◆ **Task input**
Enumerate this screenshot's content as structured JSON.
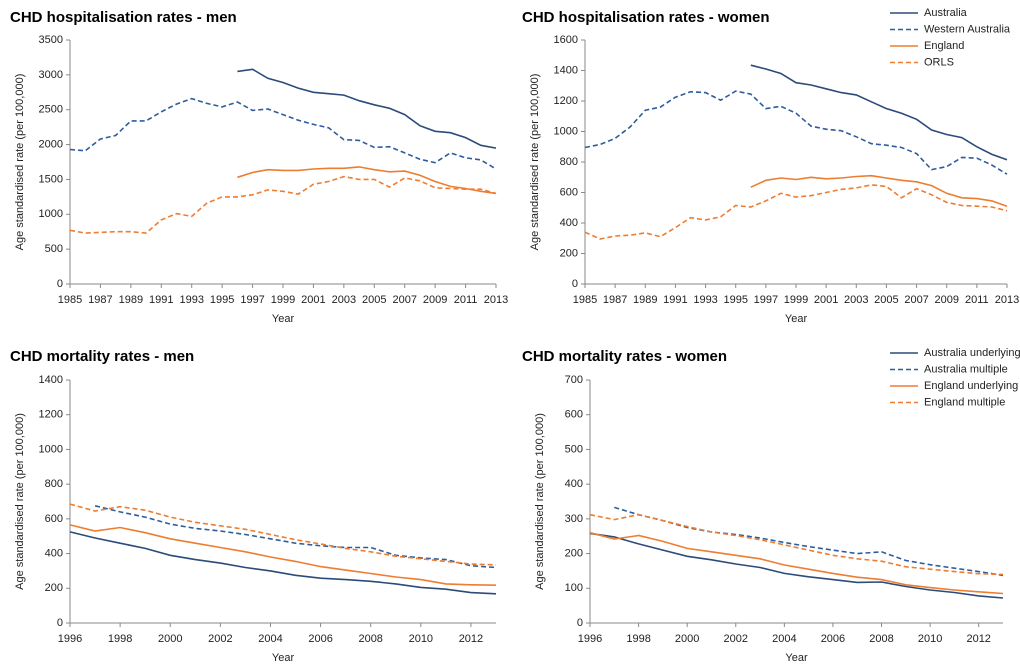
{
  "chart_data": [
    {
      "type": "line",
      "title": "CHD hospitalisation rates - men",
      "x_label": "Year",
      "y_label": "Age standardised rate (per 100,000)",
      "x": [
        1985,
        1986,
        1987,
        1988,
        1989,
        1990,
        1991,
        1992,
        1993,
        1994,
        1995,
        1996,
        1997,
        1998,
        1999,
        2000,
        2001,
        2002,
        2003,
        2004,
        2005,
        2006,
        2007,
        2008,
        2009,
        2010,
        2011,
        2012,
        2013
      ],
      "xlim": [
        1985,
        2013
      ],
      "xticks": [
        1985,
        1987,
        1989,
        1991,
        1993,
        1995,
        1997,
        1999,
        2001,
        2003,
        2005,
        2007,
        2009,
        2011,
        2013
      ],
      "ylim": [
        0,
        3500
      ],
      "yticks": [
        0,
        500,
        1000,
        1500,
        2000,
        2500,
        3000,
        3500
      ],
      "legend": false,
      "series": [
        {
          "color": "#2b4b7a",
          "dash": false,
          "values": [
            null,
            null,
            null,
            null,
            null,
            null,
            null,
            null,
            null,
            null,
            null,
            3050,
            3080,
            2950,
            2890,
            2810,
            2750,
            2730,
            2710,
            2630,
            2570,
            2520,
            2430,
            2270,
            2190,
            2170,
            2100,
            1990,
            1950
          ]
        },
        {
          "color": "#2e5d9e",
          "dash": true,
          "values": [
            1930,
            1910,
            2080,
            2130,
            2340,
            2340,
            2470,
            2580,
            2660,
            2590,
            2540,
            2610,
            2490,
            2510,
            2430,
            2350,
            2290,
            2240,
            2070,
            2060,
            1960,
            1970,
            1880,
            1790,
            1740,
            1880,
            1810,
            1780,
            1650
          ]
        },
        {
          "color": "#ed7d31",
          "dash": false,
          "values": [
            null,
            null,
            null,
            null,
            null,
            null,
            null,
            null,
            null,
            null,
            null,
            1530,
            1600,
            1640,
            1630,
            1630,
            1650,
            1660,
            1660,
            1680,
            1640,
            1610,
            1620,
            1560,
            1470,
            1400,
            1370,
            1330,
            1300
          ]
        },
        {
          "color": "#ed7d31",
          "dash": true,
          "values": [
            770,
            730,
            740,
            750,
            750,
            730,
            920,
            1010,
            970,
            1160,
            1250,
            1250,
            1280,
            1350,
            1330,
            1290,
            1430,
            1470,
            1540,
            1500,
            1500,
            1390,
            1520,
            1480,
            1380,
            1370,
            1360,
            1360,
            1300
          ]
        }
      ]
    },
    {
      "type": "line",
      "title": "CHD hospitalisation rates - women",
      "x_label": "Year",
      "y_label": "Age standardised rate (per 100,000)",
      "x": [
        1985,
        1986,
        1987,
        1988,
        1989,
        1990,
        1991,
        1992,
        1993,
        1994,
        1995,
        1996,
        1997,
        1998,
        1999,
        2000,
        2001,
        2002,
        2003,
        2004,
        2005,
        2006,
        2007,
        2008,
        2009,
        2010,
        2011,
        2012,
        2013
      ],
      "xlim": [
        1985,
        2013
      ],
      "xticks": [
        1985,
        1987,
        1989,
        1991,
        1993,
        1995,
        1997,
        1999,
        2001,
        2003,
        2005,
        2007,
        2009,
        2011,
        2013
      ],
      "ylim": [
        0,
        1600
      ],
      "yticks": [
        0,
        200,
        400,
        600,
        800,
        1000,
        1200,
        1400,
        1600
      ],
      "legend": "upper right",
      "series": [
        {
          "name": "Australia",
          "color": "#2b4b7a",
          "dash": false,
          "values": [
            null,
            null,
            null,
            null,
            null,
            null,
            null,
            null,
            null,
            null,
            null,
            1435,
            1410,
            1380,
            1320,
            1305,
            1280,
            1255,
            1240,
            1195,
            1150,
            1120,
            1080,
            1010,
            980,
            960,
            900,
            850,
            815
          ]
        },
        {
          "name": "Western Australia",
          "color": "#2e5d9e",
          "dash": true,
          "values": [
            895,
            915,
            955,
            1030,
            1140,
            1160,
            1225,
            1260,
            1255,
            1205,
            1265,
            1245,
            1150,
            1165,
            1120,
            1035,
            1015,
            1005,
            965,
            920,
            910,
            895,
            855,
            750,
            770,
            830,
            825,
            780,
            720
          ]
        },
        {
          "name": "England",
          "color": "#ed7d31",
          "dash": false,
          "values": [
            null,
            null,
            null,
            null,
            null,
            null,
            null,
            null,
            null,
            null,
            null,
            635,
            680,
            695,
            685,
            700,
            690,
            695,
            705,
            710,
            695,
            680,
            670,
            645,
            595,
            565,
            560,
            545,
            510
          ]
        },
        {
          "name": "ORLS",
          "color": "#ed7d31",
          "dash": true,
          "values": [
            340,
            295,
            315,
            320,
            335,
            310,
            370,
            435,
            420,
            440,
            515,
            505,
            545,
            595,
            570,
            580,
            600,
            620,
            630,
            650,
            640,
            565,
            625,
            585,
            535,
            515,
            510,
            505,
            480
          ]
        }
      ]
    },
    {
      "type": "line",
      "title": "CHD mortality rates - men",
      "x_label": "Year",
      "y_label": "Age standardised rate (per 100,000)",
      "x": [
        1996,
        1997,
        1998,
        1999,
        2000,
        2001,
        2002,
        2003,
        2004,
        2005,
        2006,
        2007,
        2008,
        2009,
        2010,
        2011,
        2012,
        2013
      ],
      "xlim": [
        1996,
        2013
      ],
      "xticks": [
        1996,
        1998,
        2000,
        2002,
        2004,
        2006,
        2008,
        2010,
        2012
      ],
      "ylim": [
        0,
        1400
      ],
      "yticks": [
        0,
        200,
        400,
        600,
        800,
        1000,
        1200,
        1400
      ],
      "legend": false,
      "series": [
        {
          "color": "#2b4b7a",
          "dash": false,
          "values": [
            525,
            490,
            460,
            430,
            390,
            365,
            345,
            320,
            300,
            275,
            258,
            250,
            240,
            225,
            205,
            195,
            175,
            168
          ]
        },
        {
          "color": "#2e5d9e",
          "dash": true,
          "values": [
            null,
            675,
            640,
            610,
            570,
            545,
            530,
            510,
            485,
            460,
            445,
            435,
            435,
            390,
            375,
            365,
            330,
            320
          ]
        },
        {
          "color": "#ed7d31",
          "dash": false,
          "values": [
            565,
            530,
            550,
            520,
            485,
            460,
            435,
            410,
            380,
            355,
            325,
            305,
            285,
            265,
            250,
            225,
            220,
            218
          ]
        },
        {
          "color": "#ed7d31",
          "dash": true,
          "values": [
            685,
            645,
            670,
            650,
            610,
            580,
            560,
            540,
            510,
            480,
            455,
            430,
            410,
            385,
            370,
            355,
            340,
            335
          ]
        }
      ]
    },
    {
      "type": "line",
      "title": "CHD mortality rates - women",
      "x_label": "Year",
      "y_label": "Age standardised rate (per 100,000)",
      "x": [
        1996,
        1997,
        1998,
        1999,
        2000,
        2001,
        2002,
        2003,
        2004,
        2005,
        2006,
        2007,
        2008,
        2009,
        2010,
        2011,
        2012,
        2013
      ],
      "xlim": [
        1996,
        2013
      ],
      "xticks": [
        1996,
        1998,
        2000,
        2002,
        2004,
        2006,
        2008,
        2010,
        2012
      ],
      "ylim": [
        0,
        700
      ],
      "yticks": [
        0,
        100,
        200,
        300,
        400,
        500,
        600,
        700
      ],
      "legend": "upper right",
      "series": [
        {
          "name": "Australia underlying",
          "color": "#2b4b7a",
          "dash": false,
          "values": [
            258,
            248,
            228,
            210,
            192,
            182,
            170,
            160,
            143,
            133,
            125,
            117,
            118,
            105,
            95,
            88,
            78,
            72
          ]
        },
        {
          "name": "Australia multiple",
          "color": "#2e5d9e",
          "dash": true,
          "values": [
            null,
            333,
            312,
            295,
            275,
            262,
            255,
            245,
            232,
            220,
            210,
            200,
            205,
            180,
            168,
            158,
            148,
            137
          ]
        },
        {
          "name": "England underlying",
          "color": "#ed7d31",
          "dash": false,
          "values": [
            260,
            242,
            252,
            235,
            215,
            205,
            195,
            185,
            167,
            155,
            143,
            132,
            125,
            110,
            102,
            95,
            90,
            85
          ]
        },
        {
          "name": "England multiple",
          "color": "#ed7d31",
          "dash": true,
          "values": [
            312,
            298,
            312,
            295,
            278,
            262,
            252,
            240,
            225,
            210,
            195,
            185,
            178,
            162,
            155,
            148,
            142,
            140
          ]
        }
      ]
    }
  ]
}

◆ **Aim of the task**
Only lines with the word "mortality" should be collected from the material.

◆ **Full solution**
      "title": "CHD mortality rates - men",
      "title": "CHD mortality rates - women",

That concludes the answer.